WHAT TO PRODUCE =>
Leave out the pictures and repeat every record exactly.

--- Start ---

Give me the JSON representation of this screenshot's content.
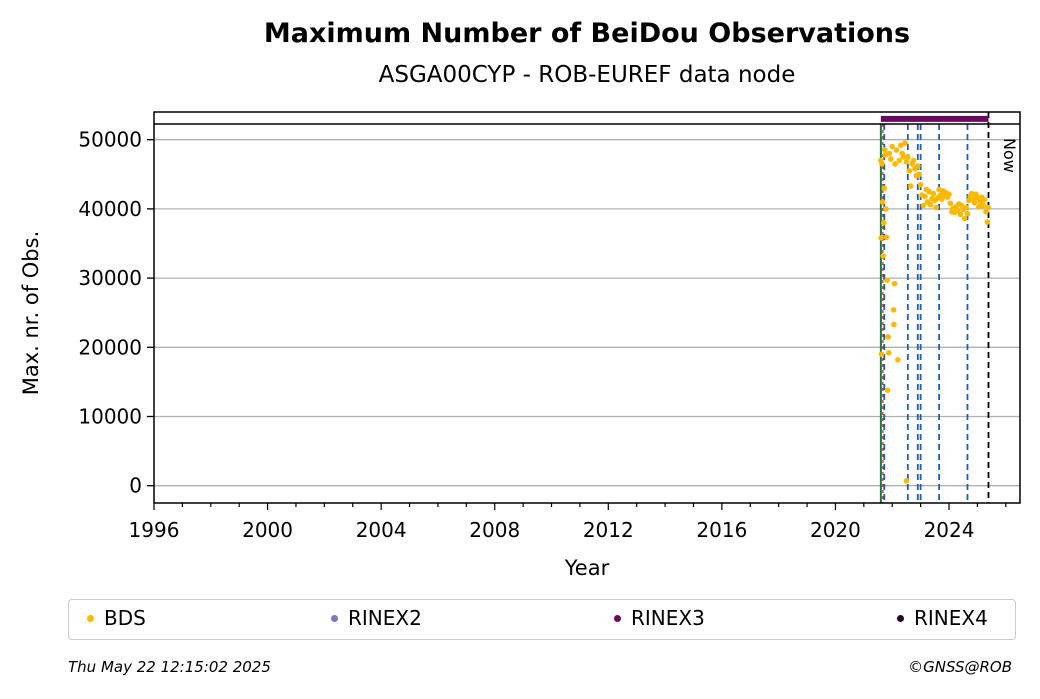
{
  "chart_data": {
    "type": "scatter",
    "title": "Maximum Number of BeiDou Observations",
    "subtitle": "ASGA00CYP - ROB-EUREF data node",
    "xlabel": "Year",
    "ylabel": "Max. nr. of Obs.",
    "xlim": [
      1996,
      2026.5
    ],
    "ylim": [
      -2500,
      54000
    ],
    "x_ticks": [
      1996,
      2000,
      2004,
      2008,
      2012,
      2016,
      2020,
      2024
    ],
    "y_ticks": [
      0,
      10000,
      20000,
      30000,
      40000,
      50000
    ],
    "grid": "horizontal",
    "legend_position": "bottom",
    "now_label": "Now",
    "now_x": 2025.39,
    "start_line_x": 2021.6,
    "equipment_change_lines_x": [
      2021.72,
      2022.55,
      2022.9,
      2023.0,
      2023.65,
      2024.65
    ],
    "rinex3_bar": {
      "x_start": 2021.6,
      "x_end": 2025.39,
      "y": 53000
    },
    "series": [
      {
        "name": "BDS",
        "color": "#FFB800",
        "points": [
          [
            2021.6,
            47000
          ],
          [
            2021.61,
            35800
          ],
          [
            2021.62,
            19000
          ],
          [
            2021.64,
            46500
          ],
          [
            2021.66,
            41000
          ],
          [
            2021.68,
            33200
          ],
          [
            2021.7,
            38000
          ],
          [
            2021.72,
            43000
          ],
          [
            2021.74,
            48500
          ],
          [
            2021.76,
            47800
          ],
          [
            2021.78,
            40000
          ],
          [
            2021.8,
            35900
          ],
          [
            2021.82,
            29700
          ],
          [
            2021.84,
            13800
          ],
          [
            2021.86,
            21500
          ],
          [
            2021.88,
            19200
          ],
          [
            2021.9,
            48000
          ],
          [
            2021.95,
            47200
          ],
          [
            2022.0,
            49000
          ],
          [
            2022.05,
            25400
          ],
          [
            2022.06,
            23300
          ],
          [
            2022.08,
            29200
          ],
          [
            2022.1,
            46500
          ],
          [
            2022.15,
            48500
          ],
          [
            2022.2,
            18200
          ],
          [
            2022.25,
            47000
          ],
          [
            2022.3,
            49200
          ],
          [
            2022.35,
            48000
          ],
          [
            2022.4,
            47500
          ],
          [
            2022.45,
            49500
          ],
          [
            2022.5,
            46800
          ],
          [
            2022.55,
            47500
          ],
          [
            2022.6,
            45500
          ],
          [
            2022.65,
            43300
          ],
          [
            2022.7,
            46500
          ],
          [
            2022.75,
            47000
          ],
          [
            2022.8,
            45800
          ],
          [
            2022.85,
            44800
          ],
          [
            2022.9,
            46200
          ],
          [
            2022.95,
            45000
          ],
          [
            2023.0,
            43500
          ],
          [
            2023.05,
            42000
          ],
          [
            2023.1,
            40500
          ],
          [
            2023.15,
            41800
          ],
          [
            2023.2,
            42800
          ],
          [
            2023.25,
            41000
          ],
          [
            2023.3,
            42500
          ],
          [
            2023.35,
            40600
          ],
          [
            2023.4,
            41500
          ],
          [
            2023.45,
            42200
          ],
          [
            2023.5,
            41200
          ],
          [
            2023.55,
            40200
          ],
          [
            2023.6,
            41600
          ],
          [
            2023.65,
            42800
          ],
          [
            2023.7,
            42000
          ],
          [
            2023.75,
            41400
          ],
          [
            2023.8,
            42600
          ],
          [
            2023.85,
            41900
          ],
          [
            2023.9,
            42300
          ],
          [
            2023.95,
            41700
          ],
          [
            2024.0,
            42100
          ],
          [
            2024.05,
            40800
          ],
          [
            2024.1,
            39600
          ],
          [
            2024.15,
            40100
          ],
          [
            2024.2,
            39500
          ],
          [
            2024.25,
            40300
          ],
          [
            2024.3,
            39800
          ],
          [
            2024.35,
            40700
          ],
          [
            2024.4,
            39200
          ],
          [
            2024.45,
            40500
          ],
          [
            2024.5,
            39900
          ],
          [
            2024.55,
            38600
          ],
          [
            2024.6,
            40200
          ],
          [
            2024.65,
            39300
          ],
          [
            2024.7,
            41200
          ],
          [
            2024.75,
            41800
          ],
          [
            2024.8,
            42200
          ],
          [
            2024.85,
            41400
          ],
          [
            2024.9,
            40900
          ],
          [
            2024.95,
            42100
          ],
          [
            2025.0,
            41600
          ],
          [
            2025.05,
            40300
          ],
          [
            2025.1,
            41000
          ],
          [
            2025.15,
            41700
          ],
          [
            2025.2,
            40500
          ],
          [
            2025.25,
            41300
          ],
          [
            2025.3,
            39600
          ],
          [
            2025.35,
            38100
          ],
          [
            2025.38,
            40200
          ],
          [
            2022.5,
            700
          ]
        ]
      },
      {
        "name": "RINEX2",
        "color": "#7B78B9",
        "points": []
      },
      {
        "name": "RINEX3",
        "color": "#6A0A5E",
        "points": []
      },
      {
        "name": "RINEX4",
        "color": "#2A0525",
        "points": []
      }
    ]
  },
  "footer": {
    "timestamp": "Thu May 22 12:15:02 2025",
    "credit": "©GNSS@ROB"
  }
}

--- End ---

WRITTEN SOLUTION =>
Give me the JSON representation of this screenshot's content.
{
  "chart_data": {
    "type": "scatter",
    "title": "Maximum Number of BeiDou Observations",
    "subtitle": "ASGA00CYP - ROB-EUREF data node",
    "xlabel": "Year",
    "ylabel": "Max. nr. of Obs.",
    "xlim": [
      1996,
      2026.5
    ],
    "ylim": [
      -2500,
      54000
    ],
    "x_ticks": [
      1996,
      2000,
      2004,
      2008,
      2012,
      2016,
      2020,
      2024
    ],
    "y_ticks": [
      0,
      10000,
      20000,
      30000,
      40000,
      50000
    ],
    "grid": "horizontal",
    "legend_position": "bottom",
    "now_label": "Now",
    "now_x": 2025.39,
    "start_line_x": 2021.6,
    "equipment_change_lines_x": [
      2021.72,
      2022.55,
      2022.9,
      2023.0,
      2023.65,
      2024.65
    ],
    "rinex3_bar": {
      "x_start": 2021.6,
      "x_end": 2025.39,
      "y": 53000
    },
    "series": [
      {
        "name": "BDS",
        "color": "#FFB800",
        "points": [
          [
            2021.6,
            47000
          ],
          [
            2021.61,
            35800
          ],
          [
            2021.62,
            19000
          ],
          [
            2021.64,
            46500
          ],
          [
            2021.66,
            41000
          ],
          [
            2021.68,
            33200
          ],
          [
            2021.7,
            38000
          ],
          [
            2021.72,
            43000
          ],
          [
            2021.74,
            48500
          ],
          [
            2021.76,
            47800
          ],
          [
            2021.78,
            40000
          ],
          [
            2021.8,
            35900
          ],
          [
            2021.82,
            29700
          ],
          [
            2021.84,
            13800
          ],
          [
            2021.86,
            21500
          ],
          [
            2021.88,
            19200
          ],
          [
            2021.9,
            48000
          ],
          [
            2021.95,
            47200
          ],
          [
            2022.0,
            49000
          ],
          [
            2022.05,
            25400
          ],
          [
            2022.06,
            23300
          ],
          [
            2022.08,
            29200
          ],
          [
            2022.1,
            46500
          ],
          [
            2022.15,
            48500
          ],
          [
            2022.2,
            18200
          ],
          [
            2022.25,
            47000
          ],
          [
            2022.3,
            49200
          ],
          [
            2022.35,
            48000
          ],
          [
            2022.4,
            47500
          ],
          [
            2022.45,
            49500
          ],
          [
            2022.5,
            46800
          ],
          [
            2022.55,
            47500
          ],
          [
            2022.6,
            45500
          ],
          [
            2022.65,
            43300
          ],
          [
            2022.7,
            46500
          ],
          [
            2022.75,
            47000
          ],
          [
            2022.8,
            45800
          ],
          [
            2022.85,
            44800
          ],
          [
            2022.9,
            46200
          ],
          [
            2022.95,
            45000
          ],
          [
            2023.0,
            43500
          ],
          [
            2023.05,
            42000
          ],
          [
            2023.1,
            40500
          ],
          [
            2023.15,
            41800
          ],
          [
            2023.2,
            42800
          ],
          [
            2023.25,
            41000
          ],
          [
            2023.3,
            42500
          ],
          [
            2023.35,
            40600
          ],
          [
            2023.4,
            41500
          ],
          [
            2023.45,
            42200
          ],
          [
            2023.5,
            41200
          ],
          [
            2023.55,
            40200
          ],
          [
            2023.6,
            41600
          ],
          [
            2023.65,
            42800
          ],
          [
            2023.7,
            42000
          ],
          [
            2023.75,
            41400
          ],
          [
            2023.8,
            42600
          ],
          [
            2023.85,
            41900
          ],
          [
            2023.9,
            42300
          ],
          [
            2023.95,
            41700
          ],
          [
            2024.0,
            42100
          ],
          [
            2024.05,
            40800
          ],
          [
            2024.1,
            39600
          ],
          [
            2024.15,
            40100
          ],
          [
            2024.2,
            39500
          ],
          [
            2024.25,
            40300
          ],
          [
            2024.3,
            39800
          ],
          [
            2024.35,
            40700
          ],
          [
            2024.4,
            39200
          ],
          [
            2024.45,
            40500
          ],
          [
            2024.5,
            39900
          ],
          [
            2024.55,
            38600
          ],
          [
            2024.6,
            40200
          ],
          [
            2024.65,
            39300
          ],
          [
            2024.7,
            41200
          ],
          [
            2024.75,
            41800
          ],
          [
            2024.8,
            42200
          ],
          [
            2024.85,
            41400
          ],
          [
            2024.9,
            40900
          ],
          [
            2024.95,
            42100
          ],
          [
            2025.0,
            41600
          ],
          [
            2025.05,
            40300
          ],
          [
            2025.1,
            41000
          ],
          [
            2025.15,
            41700
          ],
          [
            2025.2,
            40500
          ],
          [
            2025.25,
            41300
          ],
          [
            2025.3,
            39600
          ],
          [
            2025.35,
            38100
          ],
          [
            2025.38,
            40200
          ],
          [
            2022.5,
            700
          ]
        ]
      },
      {
        "name": "RINEX2",
        "color": "#7B78B9",
        "points": []
      },
      {
        "name": "RINEX3",
        "color": "#6A0A5E",
        "points": []
      },
      {
        "name": "RINEX4",
        "color": "#2A0525",
        "points": []
      }
    ]
  },
  "footer": {
    "timestamp": "Thu May 22 12:15:02 2025",
    "credit": "©GNSS@ROB"
  }
}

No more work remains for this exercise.